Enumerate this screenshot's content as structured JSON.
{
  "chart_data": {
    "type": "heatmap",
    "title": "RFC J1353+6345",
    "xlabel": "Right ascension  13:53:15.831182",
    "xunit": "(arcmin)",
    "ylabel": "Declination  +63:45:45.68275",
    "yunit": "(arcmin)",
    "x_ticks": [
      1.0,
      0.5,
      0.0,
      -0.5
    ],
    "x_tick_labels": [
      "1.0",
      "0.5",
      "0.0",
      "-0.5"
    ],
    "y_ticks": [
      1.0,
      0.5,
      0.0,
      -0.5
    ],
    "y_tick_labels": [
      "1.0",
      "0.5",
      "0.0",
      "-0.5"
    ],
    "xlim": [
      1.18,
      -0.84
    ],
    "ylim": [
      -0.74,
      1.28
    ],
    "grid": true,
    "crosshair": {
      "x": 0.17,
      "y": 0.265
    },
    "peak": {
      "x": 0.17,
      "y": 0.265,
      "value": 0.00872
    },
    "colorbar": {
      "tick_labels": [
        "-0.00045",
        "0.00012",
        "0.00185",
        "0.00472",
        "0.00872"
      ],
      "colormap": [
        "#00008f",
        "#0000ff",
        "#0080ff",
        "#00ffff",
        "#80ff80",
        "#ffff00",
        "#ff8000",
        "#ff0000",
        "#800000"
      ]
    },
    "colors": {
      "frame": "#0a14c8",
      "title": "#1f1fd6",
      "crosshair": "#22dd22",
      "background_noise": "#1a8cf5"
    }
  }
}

○ ○ ○ ○

» **Your instructions**: Reproduce the complete set of lines precisely as supplied.

» **The completed task**:
Enumerate this screenshot's content as structured JSON.
{
  "chart_data": {
    "type": "heatmap",
    "title": "RFC J1353+6345",
    "xlabel": "Right ascension  13:53:15.831182",
    "xunit": "(arcmin)",
    "ylabel": "Declination  +63:45:45.68275",
    "yunit": "(arcmin)",
    "x_ticks": [
      1.0,
      0.5,
      0.0,
      -0.5
    ],
    "x_tick_labels": [
      "1.0",
      "0.5",
      "0.0",
      "-0.5"
    ],
    "y_ticks": [
      1.0,
      0.5,
      0.0,
      -0.5
    ],
    "y_tick_labels": [
      "1.0",
      "0.5",
      "0.0",
      "-0.5"
    ],
    "xlim": [
      1.18,
      -0.84
    ],
    "ylim": [
      -0.74,
      1.28
    ],
    "grid": true,
    "crosshair": {
      "x": 0.17,
      "y": 0.265
    },
    "peak": {
      "x": 0.17,
      "y": 0.265,
      "value": 0.00872
    },
    "colorbar": {
      "tick_labels": [
        "-0.00045",
        "0.00012",
        "0.00185",
        "0.00472",
        "0.00872"
      ],
      "colormap": [
        "#00008f",
        "#0000ff",
        "#0080ff",
        "#00ffff",
        "#80ff80",
        "#ffff00",
        "#ff8000",
        "#ff0000",
        "#800000"
      ]
    },
    "colors": {
      "frame": "#0a14c8",
      "title": "#1f1fd6",
      "crosshair": "#22dd22",
      "background_noise": "#1a8cf5"
    }
  }
}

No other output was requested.